- [Data records]:

++++++

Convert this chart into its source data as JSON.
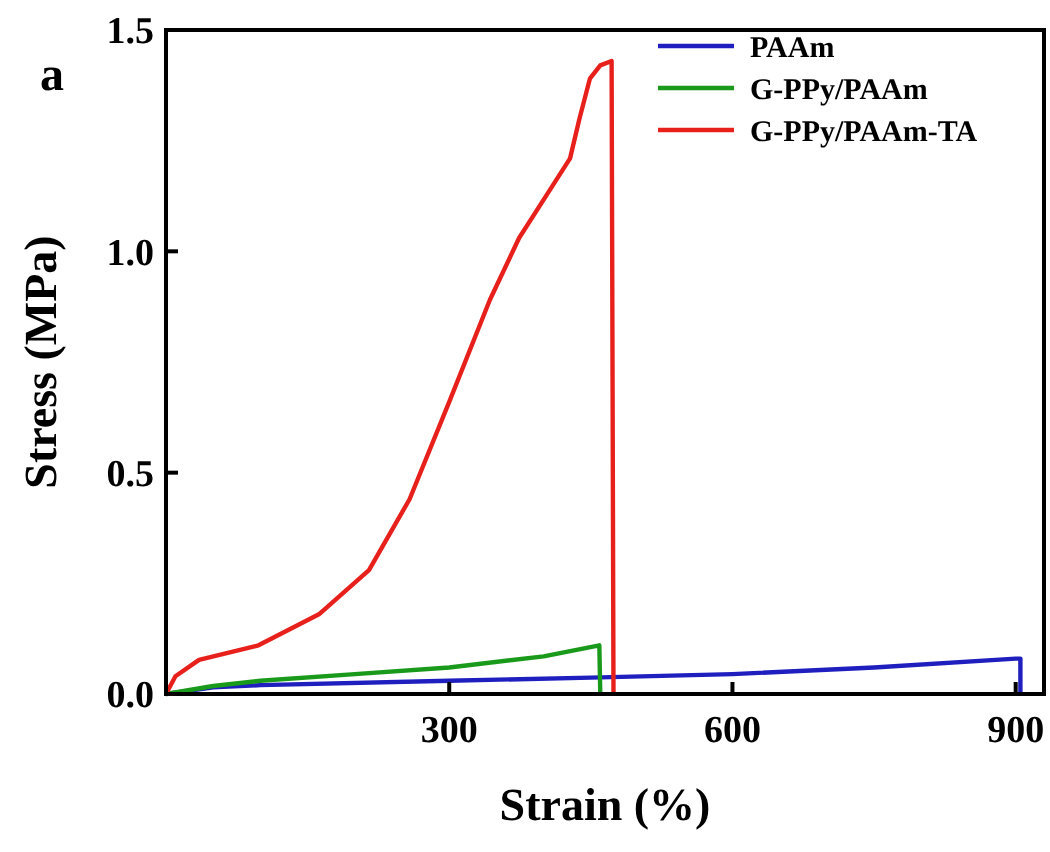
{
  "chart_data": {
    "type": "line",
    "title": "a",
    "xlabel": "Strain (%)",
    "ylabel": "Stress (MPa)",
    "xlim": [
      0,
      930
    ],
    "ylim": [
      0,
      1.5
    ],
    "xticks": [
      300,
      600,
      900
    ],
    "yticks": [
      {
        "value": 0,
        "label": "0.0"
      },
      0.5,
      {
        "value": 1,
        "label": "1.0"
      },
      1.5
    ],
    "grid": false,
    "legend": "top right",
    "marker": "none",
    "line_style": "solid",
    "series": [
      {
        "name": "PAAm",
        "color": "#1f1fbf",
        "x": [
          0,
          50,
          100,
          300,
          450,
          600,
          750,
          900,
          905,
          905
        ],
        "values": [
          0,
          0.015,
          0.02,
          0.03,
          0.037,
          0.045,
          0.06,
          0.08,
          0.08,
          0
        ]
      },
      {
        "name": "G-PPy/PAAm",
        "color": "#1a9a1a",
        "x": [
          0,
          50,
          100,
          200,
          300,
          400,
          459,
          460
        ],
        "values": [
          0,
          0.018,
          0.03,
          0.045,
          0.06,
          0.085,
          0.11,
          0
        ]
      },
      {
        "name": "G-PPy/PAAm-TA",
        "color": "#e8201c",
        "x": [
          0,
          10,
          35,
          98,
          162,
          215,
          258,
          300,
          343,
          374,
          407,
          428,
          438,
          449,
          460,
          472,
          474
        ],
        "values": [
          0,
          0.04,
          0.077,
          0.11,
          0.18,
          0.28,
          0.44,
          0.66,
          0.89,
          1.03,
          1.14,
          1.21,
          1.3,
          1.39,
          1.42,
          1.43,
          0
        ]
      }
    ]
  }
}
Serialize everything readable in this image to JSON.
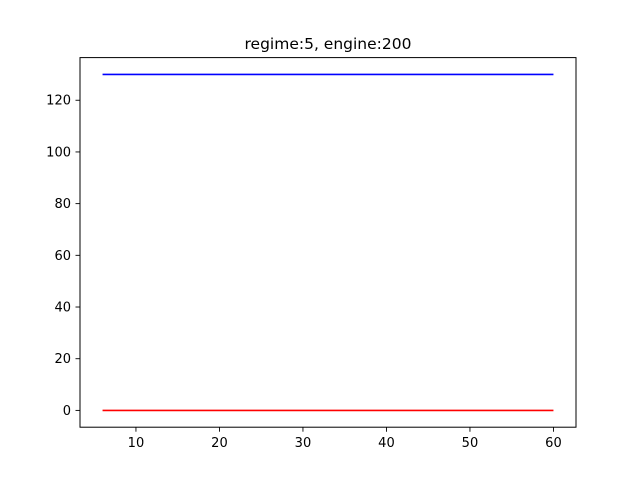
{
  "chart_data": {
    "type": "line",
    "title": "regime:5, engine:200",
    "xlabel": "",
    "ylabel": "",
    "xlim": [
      3.3,
      62.7
    ],
    "ylim": [
      -6.5,
      136.5
    ],
    "x_ticks": [
      10,
      20,
      30,
      40,
      50,
      60
    ],
    "y_ticks": [
      0,
      20,
      40,
      60,
      80,
      100,
      120
    ],
    "grid": false,
    "legend": "none",
    "series": [
      {
        "color": "#0000ff",
        "x": [
          6,
          60
        ],
        "y": [
          130,
          130
        ]
      },
      {
        "color": "#ff0000",
        "x": [
          6,
          60
        ],
        "y": [
          0,
          0
        ]
      }
    ]
  }
}
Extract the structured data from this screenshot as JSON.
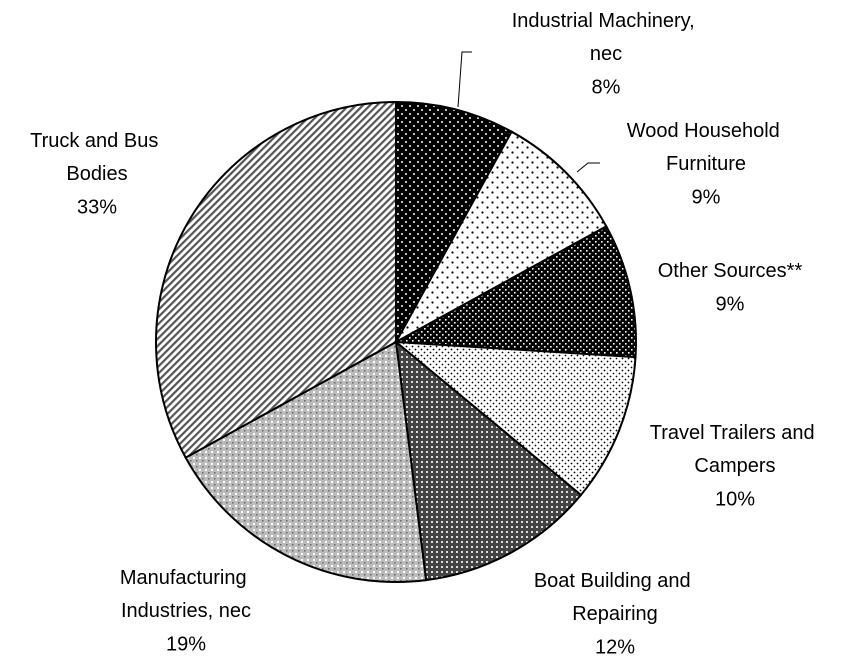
{
  "chart_data": {
    "type": "pie",
    "categories": [
      "Industrial Machinery, nec",
      "Wood Household Furniture",
      "Other Sources**",
      "Travel Trailers and Campers",
      "Boat Building and Repairing",
      "Manufacturing Industries, nec",
      "Truck and Bus Bodies"
    ],
    "values": [
      8,
      9,
      9,
      10,
      12,
      19,
      33
    ],
    "value_labels": [
      "8%",
      "9%",
      "9%",
      "10%",
      "12%",
      "19%",
      "33%"
    ]
  }
}
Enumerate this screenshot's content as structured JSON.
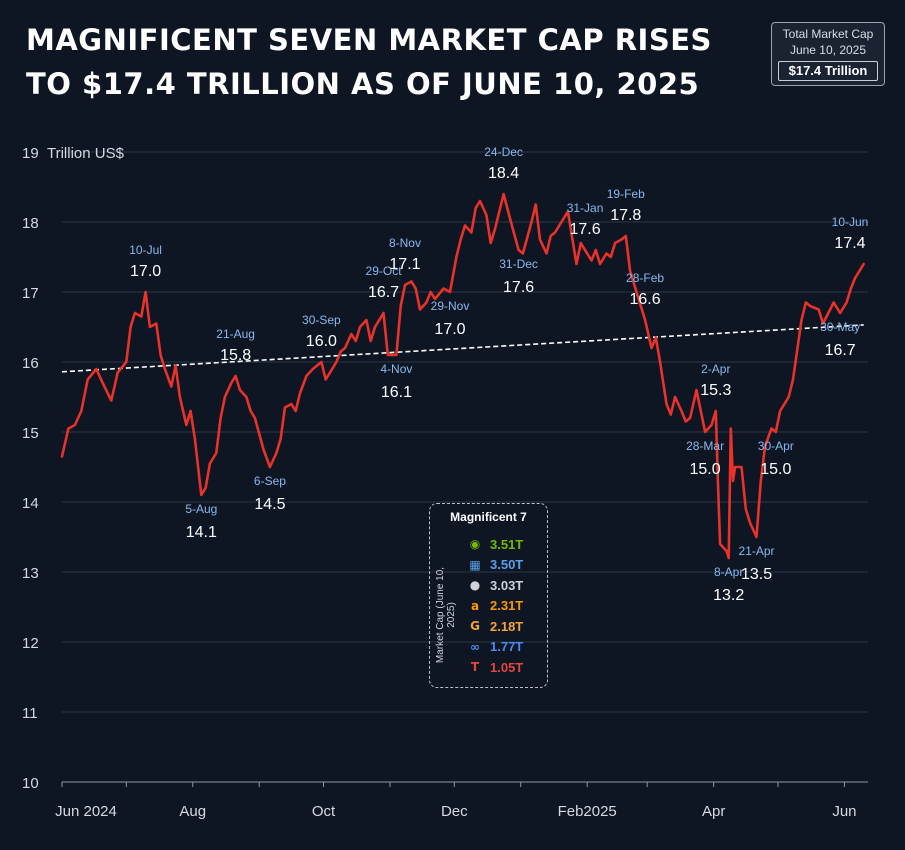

++++++

Scan the material above for the string "name" and report each line where you find it.

- [Result for this task]:
        "name": "PAAm",
        "name": "G-PPy/PAAm",
        "name": "G-PPy/PAAm-TA",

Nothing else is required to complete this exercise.